__PROVIDED DATA__
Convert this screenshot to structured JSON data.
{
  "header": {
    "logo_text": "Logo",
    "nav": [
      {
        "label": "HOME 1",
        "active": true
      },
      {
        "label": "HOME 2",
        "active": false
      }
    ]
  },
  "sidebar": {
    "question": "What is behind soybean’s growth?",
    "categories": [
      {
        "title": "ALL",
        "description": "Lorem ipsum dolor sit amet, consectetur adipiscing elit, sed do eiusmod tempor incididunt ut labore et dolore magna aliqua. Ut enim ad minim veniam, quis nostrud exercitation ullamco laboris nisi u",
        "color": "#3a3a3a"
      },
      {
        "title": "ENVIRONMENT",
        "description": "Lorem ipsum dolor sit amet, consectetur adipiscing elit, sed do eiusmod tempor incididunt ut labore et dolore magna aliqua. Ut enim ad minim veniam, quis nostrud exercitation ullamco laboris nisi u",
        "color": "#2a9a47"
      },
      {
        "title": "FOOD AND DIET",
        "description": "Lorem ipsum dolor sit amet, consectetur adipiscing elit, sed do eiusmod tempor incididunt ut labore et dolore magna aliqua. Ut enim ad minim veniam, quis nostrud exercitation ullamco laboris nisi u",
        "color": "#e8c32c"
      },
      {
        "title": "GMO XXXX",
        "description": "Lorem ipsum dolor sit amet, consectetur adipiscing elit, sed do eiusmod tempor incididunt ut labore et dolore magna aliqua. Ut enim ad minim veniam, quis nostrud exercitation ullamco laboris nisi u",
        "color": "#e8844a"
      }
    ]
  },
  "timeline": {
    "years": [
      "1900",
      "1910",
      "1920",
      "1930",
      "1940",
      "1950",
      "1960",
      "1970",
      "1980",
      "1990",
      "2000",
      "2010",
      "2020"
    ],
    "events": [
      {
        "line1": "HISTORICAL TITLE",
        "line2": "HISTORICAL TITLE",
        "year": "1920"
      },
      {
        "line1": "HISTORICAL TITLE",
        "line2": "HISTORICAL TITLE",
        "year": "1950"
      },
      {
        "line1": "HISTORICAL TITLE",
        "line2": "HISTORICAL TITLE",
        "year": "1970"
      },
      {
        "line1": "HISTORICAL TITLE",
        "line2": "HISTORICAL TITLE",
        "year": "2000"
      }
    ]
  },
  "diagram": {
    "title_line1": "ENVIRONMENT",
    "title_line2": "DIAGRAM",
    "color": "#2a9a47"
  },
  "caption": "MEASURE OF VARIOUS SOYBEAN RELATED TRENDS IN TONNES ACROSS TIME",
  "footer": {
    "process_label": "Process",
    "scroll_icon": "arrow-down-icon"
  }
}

__SET EXERCISE__
Using the entries above, please restate each one word for word.

__PROBLEM SOLUTION__
Convert this screenshot to structured JSON data.
{
  "header": {
    "logo_text": "Logo",
    "nav": [
      {
        "label": "HOME 1",
        "active": true
      },
      {
        "label": "HOME 2",
        "active": false
      }
    ]
  },
  "sidebar": {
    "question": "What is behind soybean’s growth?",
    "categories": [
      {
        "title": "ALL",
        "description": "Lorem ipsum dolor sit amet, consectetur adipiscing elit, sed do eiusmod tempor incididunt ut labore et dolore magna aliqua. Ut enim ad minim veniam, quis nostrud exercitation ullamco laboris nisi u",
        "color": "#3a3a3a"
      },
      {
        "title": "ENVIRONMENT",
        "description": "Lorem ipsum dolor sit amet, consectetur adipiscing elit, sed do eiusmod tempor incididunt ut labore et dolore magna aliqua. Ut enim ad minim veniam, quis nostrud exercitation ullamco laboris nisi u",
        "color": "#2a9a47"
      },
      {
        "title": "FOOD AND DIET",
        "description": "Lorem ipsum dolor sit amet, consectetur adipiscing elit, sed do eiusmod tempor incididunt ut labore et dolore magna aliqua. Ut enim ad minim veniam, quis nostrud exercitation ullamco laboris nisi u",
        "color": "#e8c32c"
      },
      {
        "title": "GMO XXXX",
        "description": "Lorem ipsum dolor sit amet, consectetur adipiscing elit, sed do eiusmod tempor incididunt ut labore et dolore magna aliqua. Ut enim ad minim veniam, quis nostrud exercitation ullamco laboris nisi u",
        "color": "#e8844a"
      }
    ]
  },
  "timeline": {
    "years": [
      "1900",
      "1910",
      "1920",
      "1930",
      "1940",
      "1950",
      "1960",
      "1970",
      "1980",
      "1990",
      "2000",
      "2010",
      "2020"
    ],
    "events": [
      {
        "line1": "HISTORICAL TITLE",
        "line2": "HISTORICAL TITLE",
        "year": "1920"
      },
      {
        "line1": "HISTORICAL TITLE",
        "line2": "HISTORICAL TITLE",
        "year": "1950"
      },
      {
        "line1": "HISTORICAL TITLE",
        "line2": "HISTORICAL TITLE",
        "year": "1970"
      },
      {
        "line1": "HISTORICAL TITLE",
        "line2": "HISTORICAL TITLE",
        "year": "2000"
      }
    ]
  },
  "diagram": {
    "title_line1": "ENVIRONMENT",
    "title_line2": "DIAGRAM",
    "color": "#2a9a47"
  },
  "caption": "MEASURE OF VARIOUS SOYBEAN RELATED TRENDS IN TONNES ACROSS TIME",
  "footer": {
    "process_label": "Process",
    "scroll_icon": "arrow-down-icon"
  }
}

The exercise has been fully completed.